- Rows -
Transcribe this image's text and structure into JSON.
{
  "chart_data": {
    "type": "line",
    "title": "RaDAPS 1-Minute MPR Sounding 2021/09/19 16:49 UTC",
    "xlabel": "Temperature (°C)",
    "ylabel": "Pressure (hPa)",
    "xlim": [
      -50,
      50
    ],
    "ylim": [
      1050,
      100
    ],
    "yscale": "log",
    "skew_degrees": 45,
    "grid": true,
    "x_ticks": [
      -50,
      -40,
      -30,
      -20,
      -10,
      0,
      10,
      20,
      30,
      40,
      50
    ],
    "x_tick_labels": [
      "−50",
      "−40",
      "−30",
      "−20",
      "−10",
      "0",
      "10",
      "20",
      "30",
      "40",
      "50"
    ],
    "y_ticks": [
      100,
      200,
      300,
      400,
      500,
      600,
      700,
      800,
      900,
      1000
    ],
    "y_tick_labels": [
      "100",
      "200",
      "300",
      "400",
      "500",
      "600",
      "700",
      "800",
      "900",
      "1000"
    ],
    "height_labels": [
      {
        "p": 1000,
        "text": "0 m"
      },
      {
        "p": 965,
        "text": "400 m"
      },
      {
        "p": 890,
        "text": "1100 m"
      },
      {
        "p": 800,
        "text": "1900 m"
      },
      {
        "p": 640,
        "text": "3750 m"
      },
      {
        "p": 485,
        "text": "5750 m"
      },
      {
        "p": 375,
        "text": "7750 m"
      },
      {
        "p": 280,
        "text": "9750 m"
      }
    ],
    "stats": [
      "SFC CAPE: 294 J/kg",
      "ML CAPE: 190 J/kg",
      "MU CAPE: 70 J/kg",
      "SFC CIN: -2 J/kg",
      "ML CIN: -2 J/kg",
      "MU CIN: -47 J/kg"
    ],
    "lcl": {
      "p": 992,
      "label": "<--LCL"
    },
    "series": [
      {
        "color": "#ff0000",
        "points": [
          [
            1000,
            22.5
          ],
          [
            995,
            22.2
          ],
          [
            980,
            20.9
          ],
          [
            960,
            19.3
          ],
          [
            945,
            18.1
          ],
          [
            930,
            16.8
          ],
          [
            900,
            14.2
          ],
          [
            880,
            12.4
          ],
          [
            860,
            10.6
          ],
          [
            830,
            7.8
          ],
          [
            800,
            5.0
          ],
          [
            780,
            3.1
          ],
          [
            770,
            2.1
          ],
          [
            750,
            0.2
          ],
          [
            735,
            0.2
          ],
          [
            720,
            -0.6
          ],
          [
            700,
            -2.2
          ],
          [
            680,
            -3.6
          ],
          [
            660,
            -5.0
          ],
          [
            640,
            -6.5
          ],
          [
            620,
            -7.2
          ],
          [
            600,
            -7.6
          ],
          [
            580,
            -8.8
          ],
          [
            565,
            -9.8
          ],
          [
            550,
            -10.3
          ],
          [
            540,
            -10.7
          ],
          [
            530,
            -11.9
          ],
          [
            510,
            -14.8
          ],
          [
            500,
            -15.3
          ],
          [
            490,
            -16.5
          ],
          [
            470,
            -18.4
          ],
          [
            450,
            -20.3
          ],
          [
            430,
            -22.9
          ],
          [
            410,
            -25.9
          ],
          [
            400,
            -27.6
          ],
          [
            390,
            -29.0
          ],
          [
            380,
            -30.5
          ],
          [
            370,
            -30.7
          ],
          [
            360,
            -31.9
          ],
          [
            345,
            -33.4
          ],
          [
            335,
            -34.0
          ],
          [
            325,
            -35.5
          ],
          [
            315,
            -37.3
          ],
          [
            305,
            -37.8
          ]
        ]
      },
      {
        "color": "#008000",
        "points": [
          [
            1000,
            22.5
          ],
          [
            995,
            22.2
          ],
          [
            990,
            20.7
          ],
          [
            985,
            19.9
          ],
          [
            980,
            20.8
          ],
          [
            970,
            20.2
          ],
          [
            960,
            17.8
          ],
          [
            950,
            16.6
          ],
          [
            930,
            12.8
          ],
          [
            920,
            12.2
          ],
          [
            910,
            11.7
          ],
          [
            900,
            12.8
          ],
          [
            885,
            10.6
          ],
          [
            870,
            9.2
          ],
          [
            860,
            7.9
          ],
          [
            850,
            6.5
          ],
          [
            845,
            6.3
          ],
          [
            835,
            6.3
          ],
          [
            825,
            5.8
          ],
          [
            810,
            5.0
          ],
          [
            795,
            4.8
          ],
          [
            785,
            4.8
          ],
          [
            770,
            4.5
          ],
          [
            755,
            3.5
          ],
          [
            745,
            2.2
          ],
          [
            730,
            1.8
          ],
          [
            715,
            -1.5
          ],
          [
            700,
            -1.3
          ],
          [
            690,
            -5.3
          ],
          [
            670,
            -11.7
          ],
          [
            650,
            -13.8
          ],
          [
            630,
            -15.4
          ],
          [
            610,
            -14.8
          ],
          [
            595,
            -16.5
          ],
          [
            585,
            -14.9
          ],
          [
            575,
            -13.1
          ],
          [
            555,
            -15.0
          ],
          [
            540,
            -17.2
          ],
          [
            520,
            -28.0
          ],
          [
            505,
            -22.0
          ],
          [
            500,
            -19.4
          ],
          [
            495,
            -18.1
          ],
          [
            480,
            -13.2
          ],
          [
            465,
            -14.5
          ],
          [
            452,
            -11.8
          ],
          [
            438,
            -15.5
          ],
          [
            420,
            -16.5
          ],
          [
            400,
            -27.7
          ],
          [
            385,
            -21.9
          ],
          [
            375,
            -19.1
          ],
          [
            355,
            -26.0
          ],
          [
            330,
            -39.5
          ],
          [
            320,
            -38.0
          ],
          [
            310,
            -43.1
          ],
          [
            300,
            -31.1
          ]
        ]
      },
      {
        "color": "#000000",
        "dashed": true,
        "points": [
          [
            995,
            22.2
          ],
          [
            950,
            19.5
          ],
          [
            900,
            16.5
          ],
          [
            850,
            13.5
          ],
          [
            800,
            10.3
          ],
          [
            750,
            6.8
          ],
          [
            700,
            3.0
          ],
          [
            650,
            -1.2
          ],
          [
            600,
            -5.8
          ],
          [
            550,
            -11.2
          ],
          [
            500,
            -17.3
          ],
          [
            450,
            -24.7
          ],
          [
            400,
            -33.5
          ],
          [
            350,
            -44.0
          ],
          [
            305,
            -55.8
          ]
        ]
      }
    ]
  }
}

- Problem details -
Output the lines above verbatim and in full.

- Answer to this task -
Transcribe this image's text and structure into JSON.
{
  "chart_data": {
    "type": "line",
    "title": "RaDAPS 1-Minute MPR Sounding 2021/09/19 16:49 UTC",
    "xlabel": "Temperature (°C)",
    "ylabel": "Pressure (hPa)",
    "xlim": [
      -50,
      50
    ],
    "ylim": [
      1050,
      100
    ],
    "yscale": "log",
    "skew_degrees": 45,
    "grid": true,
    "x_ticks": [
      -50,
      -40,
      -30,
      -20,
      -10,
      0,
      10,
      20,
      30,
      40,
      50
    ],
    "x_tick_labels": [
      "−50",
      "−40",
      "−30",
      "−20",
      "−10",
      "0",
      "10",
      "20",
      "30",
      "40",
      "50"
    ],
    "y_ticks": [
      100,
      200,
      300,
      400,
      500,
      600,
      700,
      800,
      900,
      1000
    ],
    "y_tick_labels": [
      "100",
      "200",
      "300",
      "400",
      "500",
      "600",
      "700",
      "800",
      "900",
      "1000"
    ],
    "height_labels": [
      {
        "p": 1000,
        "text": "0 m"
      },
      {
        "p": 965,
        "text": "400 m"
      },
      {
        "p": 890,
        "text": "1100 m"
      },
      {
        "p": 800,
        "text": "1900 m"
      },
      {
        "p": 640,
        "text": "3750 m"
      },
      {
        "p": 485,
        "text": "5750 m"
      },
      {
        "p": 375,
        "text": "7750 m"
      },
      {
        "p": 280,
        "text": "9750 m"
      }
    ],
    "stats": [
      "SFC CAPE: 294 J/kg",
      "ML CAPE: 190 J/kg",
      "MU CAPE: 70 J/kg",
      "SFC CIN: -2 J/kg",
      "ML CIN: -2 J/kg",
      "MU CIN: -47 J/kg"
    ],
    "lcl": {
      "p": 992,
      "label": "<--LCL"
    },
    "series": [
      {
        "color": "#ff0000",
        "points": [
          [
            1000,
            22.5
          ],
          [
            995,
            22.2
          ],
          [
            980,
            20.9
          ],
          [
            960,
            19.3
          ],
          [
            945,
            18.1
          ],
          [
            930,
            16.8
          ],
          [
            900,
            14.2
          ],
          [
            880,
            12.4
          ],
          [
            860,
            10.6
          ],
          [
            830,
            7.8
          ],
          [
            800,
            5.0
          ],
          [
            780,
            3.1
          ],
          [
            770,
            2.1
          ],
          [
            750,
            0.2
          ],
          [
            735,
            0.2
          ],
          [
            720,
            -0.6
          ],
          [
            700,
            -2.2
          ],
          [
            680,
            -3.6
          ],
          [
            660,
            -5.0
          ],
          [
            640,
            -6.5
          ],
          [
            620,
            -7.2
          ],
          [
            600,
            -7.6
          ],
          [
            580,
            -8.8
          ],
          [
            565,
            -9.8
          ],
          [
            550,
            -10.3
          ],
          [
            540,
            -10.7
          ],
          [
            530,
            -11.9
          ],
          [
            510,
            -14.8
          ],
          [
            500,
            -15.3
          ],
          [
            490,
            -16.5
          ],
          [
            470,
            -18.4
          ],
          [
            450,
            -20.3
          ],
          [
            430,
            -22.9
          ],
          [
            410,
            -25.9
          ],
          [
            400,
            -27.6
          ],
          [
            390,
            -29.0
          ],
          [
            380,
            -30.5
          ],
          [
            370,
            -30.7
          ],
          [
            360,
            -31.9
          ],
          [
            345,
            -33.4
          ],
          [
            335,
            -34.0
          ],
          [
            325,
            -35.5
          ],
          [
            315,
            -37.3
          ],
          [
            305,
            -37.8
          ]
        ]
      },
      {
        "color": "#008000",
        "points": [
          [
            1000,
            22.5
          ],
          [
            995,
            22.2
          ],
          [
            990,
            20.7
          ],
          [
            985,
            19.9
          ],
          [
            980,
            20.8
          ],
          [
            970,
            20.2
          ],
          [
            960,
            17.8
          ],
          [
            950,
            16.6
          ],
          [
            930,
            12.8
          ],
          [
            920,
            12.2
          ],
          [
            910,
            11.7
          ],
          [
            900,
            12.8
          ],
          [
            885,
            10.6
          ],
          [
            870,
            9.2
          ],
          [
            860,
            7.9
          ],
          [
            850,
            6.5
          ],
          [
            845,
            6.3
          ],
          [
            835,
            6.3
          ],
          [
            825,
            5.8
          ],
          [
            810,
            5.0
          ],
          [
            795,
            4.8
          ],
          [
            785,
            4.8
          ],
          [
            770,
            4.5
          ],
          [
            755,
            3.5
          ],
          [
            745,
            2.2
          ],
          [
            730,
            1.8
          ],
          [
            715,
            -1.5
          ],
          [
            700,
            -1.3
          ],
          [
            690,
            -5.3
          ],
          [
            670,
            -11.7
          ],
          [
            650,
            -13.8
          ],
          [
            630,
            -15.4
          ],
          [
            610,
            -14.8
          ],
          [
            595,
            -16.5
          ],
          [
            585,
            -14.9
          ],
          [
            575,
            -13.1
          ],
          [
            555,
            -15.0
          ],
          [
            540,
            -17.2
          ],
          [
            520,
            -28.0
          ],
          [
            505,
            -22.0
          ],
          [
            500,
            -19.4
          ],
          [
            495,
            -18.1
          ],
          [
            480,
            -13.2
          ],
          [
            465,
            -14.5
          ],
          [
            452,
            -11.8
          ],
          [
            438,
            -15.5
          ],
          [
            420,
            -16.5
          ],
          [
            400,
            -27.7
          ],
          [
            385,
            -21.9
          ],
          [
            375,
            -19.1
          ],
          [
            355,
            -26.0
          ],
          [
            330,
            -39.5
          ],
          [
            320,
            -38.0
          ],
          [
            310,
            -43.1
          ],
          [
            300,
            -31.1
          ]
        ]
      },
      {
        "color": "#000000",
        "dashed": true,
        "points": [
          [
            995,
            22.2
          ],
          [
            950,
            19.5
          ],
          [
            900,
            16.5
          ],
          [
            850,
            13.5
          ],
          [
            800,
            10.3
          ],
          [
            750,
            6.8
          ],
          [
            700,
            3.0
          ],
          [
            650,
            -1.2
          ],
          [
            600,
            -5.8
          ],
          [
            550,
            -11.2
          ],
          [
            500,
            -17.3
          ],
          [
            450,
            -24.7
          ],
          [
            400,
            -33.5
          ],
          [
            350,
            -44.0
          ],
          [
            305,
            -55.8
          ]
        ]
      }
    ]
  }
}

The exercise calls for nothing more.